begin Dataset records

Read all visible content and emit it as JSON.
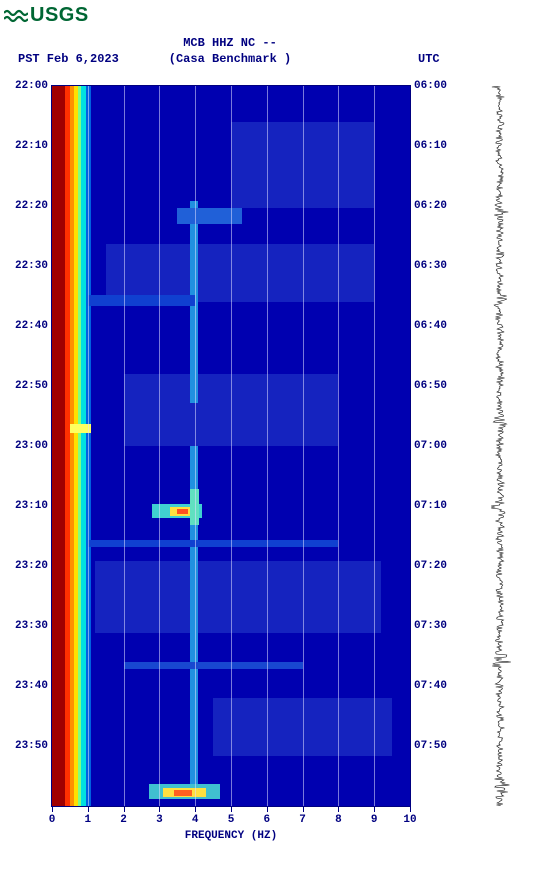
{
  "logo_text": "USGS",
  "title_line1": "MCB HHZ NC --",
  "title_line2": "(Casa Benchmark )",
  "pst_label": "PST  Feb 6,2023",
  "utc_label": "UTC",
  "x_axis_title": "FREQUENCY (HZ)",
  "colors": {
    "bg": "#ffffff",
    "text": "#000080",
    "logo": "#006633",
    "spec_base": "#0000b0",
    "grid": "rgba(220,220,255,0.55)"
  },
  "chart": {
    "x_min": 0,
    "x_max": 10,
    "x_ticks": [
      0,
      1,
      2,
      3,
      4,
      5,
      6,
      7,
      8,
      9,
      10
    ],
    "y_left_labels": [
      "22:00",
      "22:10",
      "22:20",
      "22:30",
      "22:40",
      "22:50",
      "23:00",
      "23:10",
      "23:20",
      "23:30",
      "23:40",
      "23:50"
    ],
    "y_right_labels": [
      "06:00",
      "06:10",
      "06:20",
      "06:30",
      "06:40",
      "06:50",
      "07:00",
      "07:10",
      "07:20",
      "07:30",
      "07:40",
      "07:50"
    ],
    "y_positions_pct": [
      0,
      8.33,
      16.67,
      25,
      33.33,
      41.67,
      50,
      58.33,
      66.67,
      75,
      83.33,
      91.67
    ]
  },
  "low_freq_band": {
    "columns": [
      {
        "left_pct": 0,
        "width_pct": 3.5,
        "color": "#a00000"
      },
      {
        "left_pct": 3.5,
        "width_pct": 1.5,
        "color": "#ff3000"
      },
      {
        "left_pct": 5,
        "width_pct": 1.2,
        "color": "#ff9000"
      },
      {
        "left_pct": 6.2,
        "width_pct": 1.0,
        "color": "#ffe000"
      },
      {
        "left_pct": 7.2,
        "width_pct": 1.0,
        "color": "#80ff80"
      },
      {
        "left_pct": 8.2,
        "width_pct": 1.2,
        "color": "#00e0e0"
      },
      {
        "left_pct": 9.4,
        "width_pct": 1.6,
        "color": "#0060e0"
      }
    ]
  },
  "features": [
    {
      "top_pct": 58,
      "height_pct": 2.0,
      "left_hz": 2.8,
      "width_hz": 1.4,
      "color": "#40d0d0"
    },
    {
      "top_pct": 58.5,
      "height_pct": 1.2,
      "left_hz": 3.3,
      "width_hz": 0.6,
      "color": "#ffe040"
    },
    {
      "top_pct": 58.7,
      "height_pct": 0.8,
      "left_hz": 3.5,
      "width_hz": 0.3,
      "color": "#ff5020"
    },
    {
      "top_pct": 16,
      "height_pct": 28,
      "left_hz": 3.85,
      "width_hz": 0.22,
      "color": "#2090e0"
    },
    {
      "top_pct": 50,
      "height_pct": 48,
      "left_hz": 3.85,
      "width_hz": 0.22,
      "color": "#2090e0"
    },
    {
      "top_pct": 56,
      "height_pct": 5,
      "left_hz": 3.85,
      "width_hz": 0.25,
      "color": "#60e0c0"
    },
    {
      "top_pct": 29,
      "height_pct": 1.5,
      "left_hz": 1.0,
      "width_hz": 3.0,
      "color": "#1040d0"
    },
    {
      "top_pct": 17,
      "height_pct": 2.2,
      "left_hz": 3.5,
      "width_hz": 1.8,
      "color": "#2060d8"
    },
    {
      "top_pct": 47,
      "height_pct": 1.2,
      "left_hz": 0.5,
      "width_hz": 0.6,
      "color": "#ffff60"
    },
    {
      "top_pct": 97,
      "height_pct": 2.0,
      "left_hz": 2.7,
      "width_hz": 2.0,
      "color": "#40c0d0"
    },
    {
      "top_pct": 97.5,
      "height_pct": 1.2,
      "left_hz": 3.1,
      "width_hz": 1.2,
      "color": "#ffe040"
    },
    {
      "top_pct": 97.8,
      "height_pct": 0.8,
      "left_hz": 3.4,
      "width_hz": 0.5,
      "color": "#ff6020"
    },
    {
      "top_pct": 80,
      "height_pct": 1.0,
      "left_hz": 2.0,
      "width_hz": 5.0,
      "color": "#1848d0"
    },
    {
      "top_pct": 63,
      "height_pct": 1.0,
      "left_hz": 1.0,
      "width_hz": 7.0,
      "color": "#1040d0"
    }
  ],
  "noise_patches": [
    {
      "top_pct": 5,
      "left_hz": 5.0,
      "w_hz": 4.0,
      "h_pct": 12
    },
    {
      "top_pct": 22,
      "left_hz": 1.5,
      "w_hz": 7.5,
      "h_pct": 8
    },
    {
      "top_pct": 40,
      "left_hz": 2.0,
      "w_hz": 6.0,
      "h_pct": 10
    },
    {
      "top_pct": 66,
      "left_hz": 1.2,
      "w_hz": 8.0,
      "h_pct": 10
    },
    {
      "top_pct": 85,
      "left_hz": 4.5,
      "w_hz": 5.0,
      "h_pct": 8
    }
  ]
}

end Dataset records

- Task to complete -
Will you restate every entry word for word and omit the images?

- Answer -
Read all visible content and emit it as JSON.
{
  "logo_text": "USGS",
  "title_line1": "MCB HHZ NC --",
  "title_line2": "(Casa Benchmark )",
  "pst_label": "PST  Feb 6,2023",
  "utc_label": "UTC",
  "x_axis_title": "FREQUENCY (HZ)",
  "colors": {
    "bg": "#ffffff",
    "text": "#000080",
    "logo": "#006633",
    "spec_base": "#0000b0",
    "grid": "rgba(220,220,255,0.55)"
  },
  "chart": {
    "x_min": 0,
    "x_max": 10,
    "x_ticks": [
      0,
      1,
      2,
      3,
      4,
      5,
      6,
      7,
      8,
      9,
      10
    ],
    "y_left_labels": [
      "22:00",
      "22:10",
      "22:20",
      "22:30",
      "22:40",
      "22:50",
      "23:00",
      "23:10",
      "23:20",
      "23:30",
      "23:40",
      "23:50"
    ],
    "y_right_labels": [
      "06:00",
      "06:10",
      "06:20",
      "06:30",
      "06:40",
      "06:50",
      "07:00",
      "07:10",
      "07:20",
      "07:30",
      "07:40",
      "07:50"
    ],
    "y_positions_pct": [
      0,
      8.33,
      16.67,
      25,
      33.33,
      41.67,
      50,
      58.33,
      66.67,
      75,
      83.33,
      91.67
    ]
  },
  "low_freq_band": {
    "columns": [
      {
        "left_pct": 0,
        "width_pct": 3.5,
        "color": "#a00000"
      },
      {
        "left_pct": 3.5,
        "width_pct": 1.5,
        "color": "#ff3000"
      },
      {
        "left_pct": 5,
        "width_pct": 1.2,
        "color": "#ff9000"
      },
      {
        "left_pct": 6.2,
        "width_pct": 1.0,
        "color": "#ffe000"
      },
      {
        "left_pct": 7.2,
        "width_pct": 1.0,
        "color": "#80ff80"
      },
      {
        "left_pct": 8.2,
        "width_pct": 1.2,
        "color": "#00e0e0"
      },
      {
        "left_pct": 9.4,
        "width_pct": 1.6,
        "color": "#0060e0"
      }
    ]
  },
  "features": [
    {
      "top_pct": 58,
      "height_pct": 2.0,
      "left_hz": 2.8,
      "width_hz": 1.4,
      "color": "#40d0d0"
    },
    {
      "top_pct": 58.5,
      "height_pct": 1.2,
      "left_hz": 3.3,
      "width_hz": 0.6,
      "color": "#ffe040"
    },
    {
      "top_pct": 58.7,
      "height_pct": 0.8,
      "left_hz": 3.5,
      "width_hz": 0.3,
      "color": "#ff5020"
    },
    {
      "top_pct": 16,
      "height_pct": 28,
      "left_hz": 3.85,
      "width_hz": 0.22,
      "color": "#2090e0"
    },
    {
      "top_pct": 50,
      "height_pct": 48,
      "left_hz": 3.85,
      "width_hz": 0.22,
      "color": "#2090e0"
    },
    {
      "top_pct": 56,
      "height_pct": 5,
      "left_hz": 3.85,
      "width_hz": 0.25,
      "color": "#60e0c0"
    },
    {
      "top_pct": 29,
      "height_pct": 1.5,
      "left_hz": 1.0,
      "width_hz": 3.0,
      "color": "#1040d0"
    },
    {
      "top_pct": 17,
      "height_pct": 2.2,
      "left_hz": 3.5,
      "width_hz": 1.8,
      "color": "#2060d8"
    },
    {
      "top_pct": 47,
      "height_pct": 1.2,
      "left_hz": 0.5,
      "width_hz": 0.6,
      "color": "#ffff60"
    },
    {
      "top_pct": 97,
      "height_pct": 2.0,
      "left_hz": 2.7,
      "width_hz": 2.0,
      "color": "#40c0d0"
    },
    {
      "top_pct": 97.5,
      "height_pct": 1.2,
      "left_hz": 3.1,
      "width_hz": 1.2,
      "color": "#ffe040"
    },
    {
      "top_pct": 97.8,
      "height_pct": 0.8,
      "left_hz": 3.4,
      "width_hz": 0.5,
      "color": "#ff6020"
    },
    {
      "top_pct": 80,
      "height_pct": 1.0,
      "left_hz": 2.0,
      "width_hz": 5.0,
      "color": "#1848d0"
    },
    {
      "top_pct": 63,
      "height_pct": 1.0,
      "left_hz": 1.0,
      "width_hz": 7.0,
      "color": "#1040d0"
    }
  ],
  "noise_patches": [
    {
      "top_pct": 5,
      "left_hz": 5.0,
      "w_hz": 4.0,
      "h_pct": 12
    },
    {
      "top_pct": 22,
      "left_hz": 1.5,
      "w_hz": 7.5,
      "h_pct": 8
    },
    {
      "top_pct": 40,
      "left_hz": 2.0,
      "w_hz": 6.0,
      "h_pct": 10
    },
    {
      "top_pct": 66,
      "left_hz": 1.2,
      "w_hz": 8.0,
      "h_pct": 10
    },
    {
      "top_pct": 85,
      "left_hz": 4.5,
      "w_hz": 5.0,
      "h_pct": 8
    }
  ]
}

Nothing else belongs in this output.